■ **Work required**
Gather all lines from the material that contain the word "type".

■ **Data in this exercise**
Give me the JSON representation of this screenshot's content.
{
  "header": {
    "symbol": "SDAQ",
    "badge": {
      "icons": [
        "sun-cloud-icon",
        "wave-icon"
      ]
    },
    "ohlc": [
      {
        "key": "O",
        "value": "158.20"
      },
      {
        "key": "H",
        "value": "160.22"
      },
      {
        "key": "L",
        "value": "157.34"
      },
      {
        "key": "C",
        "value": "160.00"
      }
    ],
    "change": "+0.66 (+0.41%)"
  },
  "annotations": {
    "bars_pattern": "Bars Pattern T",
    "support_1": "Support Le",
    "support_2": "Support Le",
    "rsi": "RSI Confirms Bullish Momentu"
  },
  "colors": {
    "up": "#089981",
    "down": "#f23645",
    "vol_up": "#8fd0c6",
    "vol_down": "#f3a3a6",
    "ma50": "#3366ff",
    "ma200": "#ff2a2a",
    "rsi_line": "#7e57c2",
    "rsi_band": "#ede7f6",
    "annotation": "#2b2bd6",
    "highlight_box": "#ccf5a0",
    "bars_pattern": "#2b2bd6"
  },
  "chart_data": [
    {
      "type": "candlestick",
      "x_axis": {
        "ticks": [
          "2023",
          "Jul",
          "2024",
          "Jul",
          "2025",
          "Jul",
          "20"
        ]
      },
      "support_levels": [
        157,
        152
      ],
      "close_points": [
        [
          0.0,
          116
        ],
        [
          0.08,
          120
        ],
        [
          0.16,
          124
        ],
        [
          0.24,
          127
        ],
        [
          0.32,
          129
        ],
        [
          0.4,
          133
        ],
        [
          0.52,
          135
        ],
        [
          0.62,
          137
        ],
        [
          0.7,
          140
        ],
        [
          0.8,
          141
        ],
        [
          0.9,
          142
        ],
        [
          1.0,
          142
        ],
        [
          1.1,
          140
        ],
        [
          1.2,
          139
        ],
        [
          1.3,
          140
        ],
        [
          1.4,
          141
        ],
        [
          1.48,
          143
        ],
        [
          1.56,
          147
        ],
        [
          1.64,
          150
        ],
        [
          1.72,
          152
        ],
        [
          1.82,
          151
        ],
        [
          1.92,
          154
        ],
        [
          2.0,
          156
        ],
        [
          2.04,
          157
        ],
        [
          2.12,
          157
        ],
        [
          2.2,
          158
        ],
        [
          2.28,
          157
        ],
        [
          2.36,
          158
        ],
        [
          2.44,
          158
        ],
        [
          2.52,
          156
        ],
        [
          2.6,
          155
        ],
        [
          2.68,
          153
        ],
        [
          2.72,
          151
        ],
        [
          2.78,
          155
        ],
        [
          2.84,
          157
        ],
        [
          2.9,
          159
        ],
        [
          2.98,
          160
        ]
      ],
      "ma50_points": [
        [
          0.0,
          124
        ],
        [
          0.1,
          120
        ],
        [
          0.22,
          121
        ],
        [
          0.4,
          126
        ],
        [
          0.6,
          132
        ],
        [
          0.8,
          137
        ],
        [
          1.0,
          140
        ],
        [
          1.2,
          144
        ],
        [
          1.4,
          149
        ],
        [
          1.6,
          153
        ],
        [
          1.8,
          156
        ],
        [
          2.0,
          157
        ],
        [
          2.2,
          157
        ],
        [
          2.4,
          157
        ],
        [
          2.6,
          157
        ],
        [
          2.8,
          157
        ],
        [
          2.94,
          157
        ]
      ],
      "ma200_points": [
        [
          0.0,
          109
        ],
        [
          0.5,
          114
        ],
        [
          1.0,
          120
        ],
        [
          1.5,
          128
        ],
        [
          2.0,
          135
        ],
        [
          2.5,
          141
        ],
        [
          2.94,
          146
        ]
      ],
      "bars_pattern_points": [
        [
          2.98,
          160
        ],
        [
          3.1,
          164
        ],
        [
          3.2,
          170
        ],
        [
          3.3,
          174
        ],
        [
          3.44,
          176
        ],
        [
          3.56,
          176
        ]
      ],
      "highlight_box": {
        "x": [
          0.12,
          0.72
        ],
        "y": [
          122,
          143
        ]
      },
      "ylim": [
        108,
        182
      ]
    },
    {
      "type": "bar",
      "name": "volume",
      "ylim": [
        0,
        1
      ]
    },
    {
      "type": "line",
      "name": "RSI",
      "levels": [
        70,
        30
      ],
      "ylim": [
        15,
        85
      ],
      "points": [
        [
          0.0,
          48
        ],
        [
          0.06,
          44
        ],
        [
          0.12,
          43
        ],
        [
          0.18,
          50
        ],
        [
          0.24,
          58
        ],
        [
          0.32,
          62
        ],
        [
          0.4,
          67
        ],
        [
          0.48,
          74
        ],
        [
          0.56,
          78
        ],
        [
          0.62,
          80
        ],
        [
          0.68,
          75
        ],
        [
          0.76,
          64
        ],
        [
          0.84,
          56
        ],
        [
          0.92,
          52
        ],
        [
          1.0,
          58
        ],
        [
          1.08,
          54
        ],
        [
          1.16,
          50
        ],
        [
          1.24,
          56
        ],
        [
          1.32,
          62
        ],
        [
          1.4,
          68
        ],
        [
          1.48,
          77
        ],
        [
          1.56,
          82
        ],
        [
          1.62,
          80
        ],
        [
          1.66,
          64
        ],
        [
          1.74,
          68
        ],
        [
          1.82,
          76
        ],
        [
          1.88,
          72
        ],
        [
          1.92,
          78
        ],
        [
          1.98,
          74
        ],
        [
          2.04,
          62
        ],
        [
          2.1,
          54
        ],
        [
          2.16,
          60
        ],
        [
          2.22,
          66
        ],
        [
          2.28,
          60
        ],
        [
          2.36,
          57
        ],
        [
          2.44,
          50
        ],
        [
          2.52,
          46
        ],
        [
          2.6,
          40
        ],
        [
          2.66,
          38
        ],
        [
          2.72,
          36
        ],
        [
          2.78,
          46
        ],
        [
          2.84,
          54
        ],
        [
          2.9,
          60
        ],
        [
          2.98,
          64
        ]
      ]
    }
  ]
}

■ **Expected output**
      "type": "candlestick",
      "type": "bar",
      "type": "line",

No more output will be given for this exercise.